_REQUIREMENTS_
Tell how many lines in the data below hold the string "弹簧测力计示数是相同的"; give nothing but the number.

%%

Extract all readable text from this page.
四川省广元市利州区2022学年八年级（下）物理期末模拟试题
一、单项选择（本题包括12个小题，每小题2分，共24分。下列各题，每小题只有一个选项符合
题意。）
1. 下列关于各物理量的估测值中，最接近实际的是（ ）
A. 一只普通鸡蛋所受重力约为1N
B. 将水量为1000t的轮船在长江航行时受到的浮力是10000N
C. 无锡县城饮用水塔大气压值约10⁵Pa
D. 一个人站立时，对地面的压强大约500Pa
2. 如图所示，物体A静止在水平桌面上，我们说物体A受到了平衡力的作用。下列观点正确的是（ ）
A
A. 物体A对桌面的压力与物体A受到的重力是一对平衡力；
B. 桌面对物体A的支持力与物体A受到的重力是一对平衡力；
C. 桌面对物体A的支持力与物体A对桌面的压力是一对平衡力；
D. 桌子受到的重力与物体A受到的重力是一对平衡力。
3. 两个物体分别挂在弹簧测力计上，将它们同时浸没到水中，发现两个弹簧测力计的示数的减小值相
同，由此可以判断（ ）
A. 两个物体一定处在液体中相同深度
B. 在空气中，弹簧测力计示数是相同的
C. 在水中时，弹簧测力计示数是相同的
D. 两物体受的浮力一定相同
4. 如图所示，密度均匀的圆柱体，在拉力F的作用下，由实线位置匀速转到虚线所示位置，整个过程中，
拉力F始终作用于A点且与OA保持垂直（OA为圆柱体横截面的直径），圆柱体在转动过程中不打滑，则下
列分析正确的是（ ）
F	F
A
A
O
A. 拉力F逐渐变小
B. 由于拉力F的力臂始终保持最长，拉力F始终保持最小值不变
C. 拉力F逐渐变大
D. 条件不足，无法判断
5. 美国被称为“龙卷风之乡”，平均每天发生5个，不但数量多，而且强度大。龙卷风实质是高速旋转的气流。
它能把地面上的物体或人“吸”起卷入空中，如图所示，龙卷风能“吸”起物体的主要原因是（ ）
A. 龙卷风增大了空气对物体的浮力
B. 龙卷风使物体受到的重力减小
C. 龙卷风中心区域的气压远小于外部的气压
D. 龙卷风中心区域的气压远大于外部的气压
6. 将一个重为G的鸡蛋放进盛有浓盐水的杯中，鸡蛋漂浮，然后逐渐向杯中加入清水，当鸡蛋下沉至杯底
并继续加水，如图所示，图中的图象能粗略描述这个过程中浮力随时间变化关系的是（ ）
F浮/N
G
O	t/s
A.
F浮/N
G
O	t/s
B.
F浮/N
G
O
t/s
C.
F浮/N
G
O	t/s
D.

%%

_SOLUTION FOR THIS EXERCISE_
2